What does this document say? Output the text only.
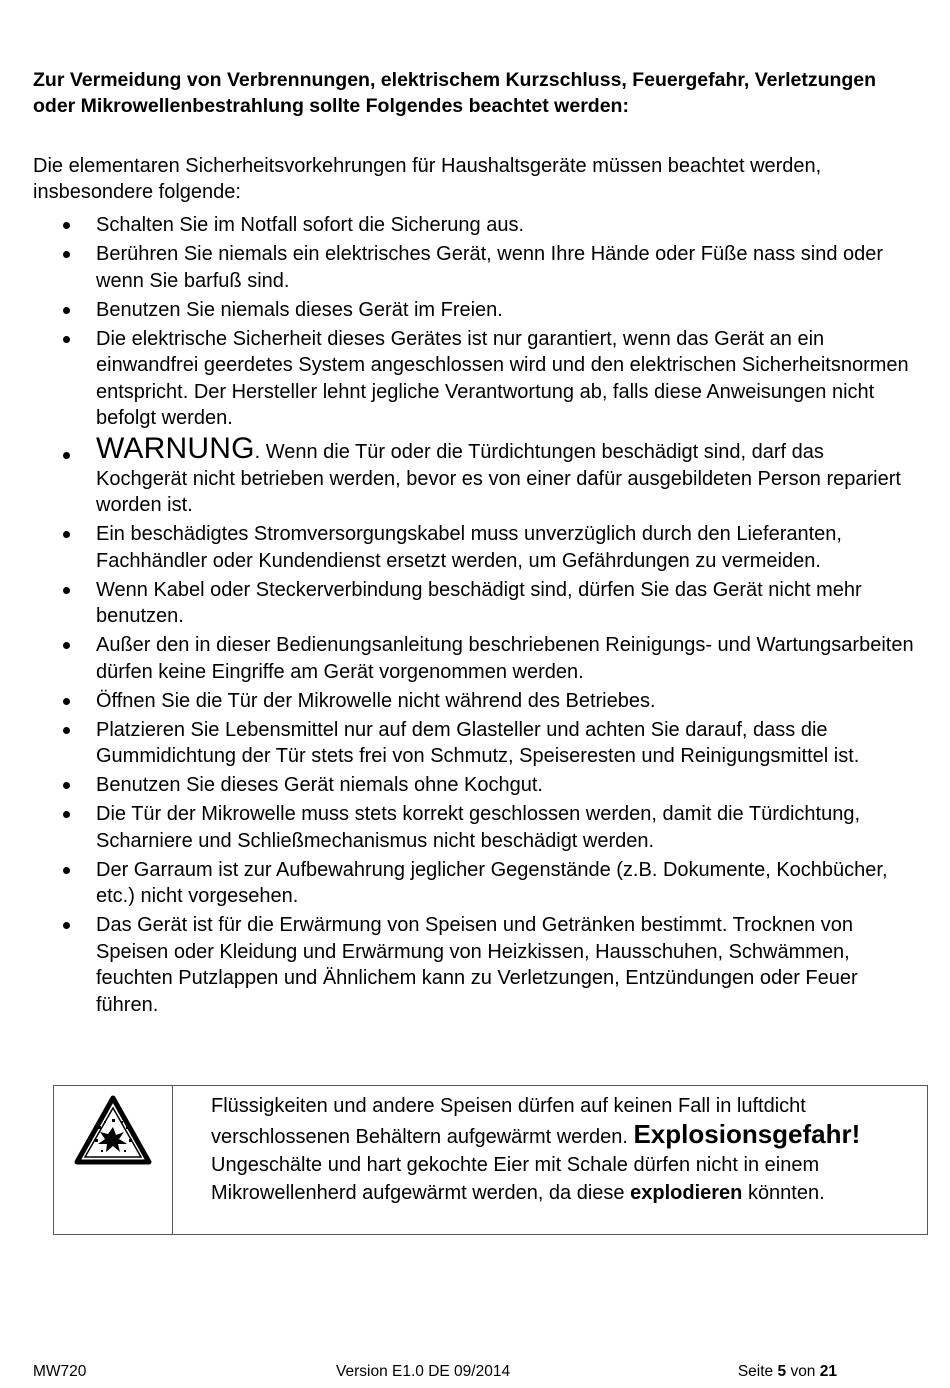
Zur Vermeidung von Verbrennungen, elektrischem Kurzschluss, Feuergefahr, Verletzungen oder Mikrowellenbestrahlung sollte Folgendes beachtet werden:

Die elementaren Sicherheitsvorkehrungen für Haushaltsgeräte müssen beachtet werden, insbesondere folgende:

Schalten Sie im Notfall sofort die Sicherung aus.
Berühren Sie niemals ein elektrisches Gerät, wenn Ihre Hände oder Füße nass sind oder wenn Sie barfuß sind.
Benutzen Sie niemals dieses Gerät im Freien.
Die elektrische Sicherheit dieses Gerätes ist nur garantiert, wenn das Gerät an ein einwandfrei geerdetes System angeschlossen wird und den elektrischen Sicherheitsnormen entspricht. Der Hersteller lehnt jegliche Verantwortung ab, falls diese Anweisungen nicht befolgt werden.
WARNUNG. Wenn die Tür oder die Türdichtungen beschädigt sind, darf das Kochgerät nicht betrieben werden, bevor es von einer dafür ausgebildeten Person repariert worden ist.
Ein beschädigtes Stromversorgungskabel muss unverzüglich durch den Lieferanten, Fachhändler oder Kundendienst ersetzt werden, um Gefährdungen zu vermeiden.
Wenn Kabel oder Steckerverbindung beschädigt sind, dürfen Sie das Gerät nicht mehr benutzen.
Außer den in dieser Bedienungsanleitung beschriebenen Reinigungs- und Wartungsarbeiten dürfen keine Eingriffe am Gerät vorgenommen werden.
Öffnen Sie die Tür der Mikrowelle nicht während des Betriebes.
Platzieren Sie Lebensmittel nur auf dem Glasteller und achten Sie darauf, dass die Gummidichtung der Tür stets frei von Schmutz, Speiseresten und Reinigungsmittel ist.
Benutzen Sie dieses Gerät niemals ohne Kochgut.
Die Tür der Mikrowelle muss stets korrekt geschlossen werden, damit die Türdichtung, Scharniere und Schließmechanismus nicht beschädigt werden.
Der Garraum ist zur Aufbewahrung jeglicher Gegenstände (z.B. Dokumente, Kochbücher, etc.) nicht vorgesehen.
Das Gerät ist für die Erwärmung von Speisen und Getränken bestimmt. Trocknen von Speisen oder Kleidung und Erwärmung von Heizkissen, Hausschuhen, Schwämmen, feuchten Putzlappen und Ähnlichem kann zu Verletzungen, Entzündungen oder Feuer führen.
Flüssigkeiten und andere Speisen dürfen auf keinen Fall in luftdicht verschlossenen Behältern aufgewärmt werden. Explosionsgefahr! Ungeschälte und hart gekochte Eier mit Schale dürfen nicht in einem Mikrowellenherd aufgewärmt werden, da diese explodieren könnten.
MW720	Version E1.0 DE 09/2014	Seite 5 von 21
◇ ◇ ◇ ◇ ◇
• **TASK STATEMENT**
Across the entries, how many lines contain "stets"? Reply with the number only.

• **SOLUTION TO THIS PROBLEM**
2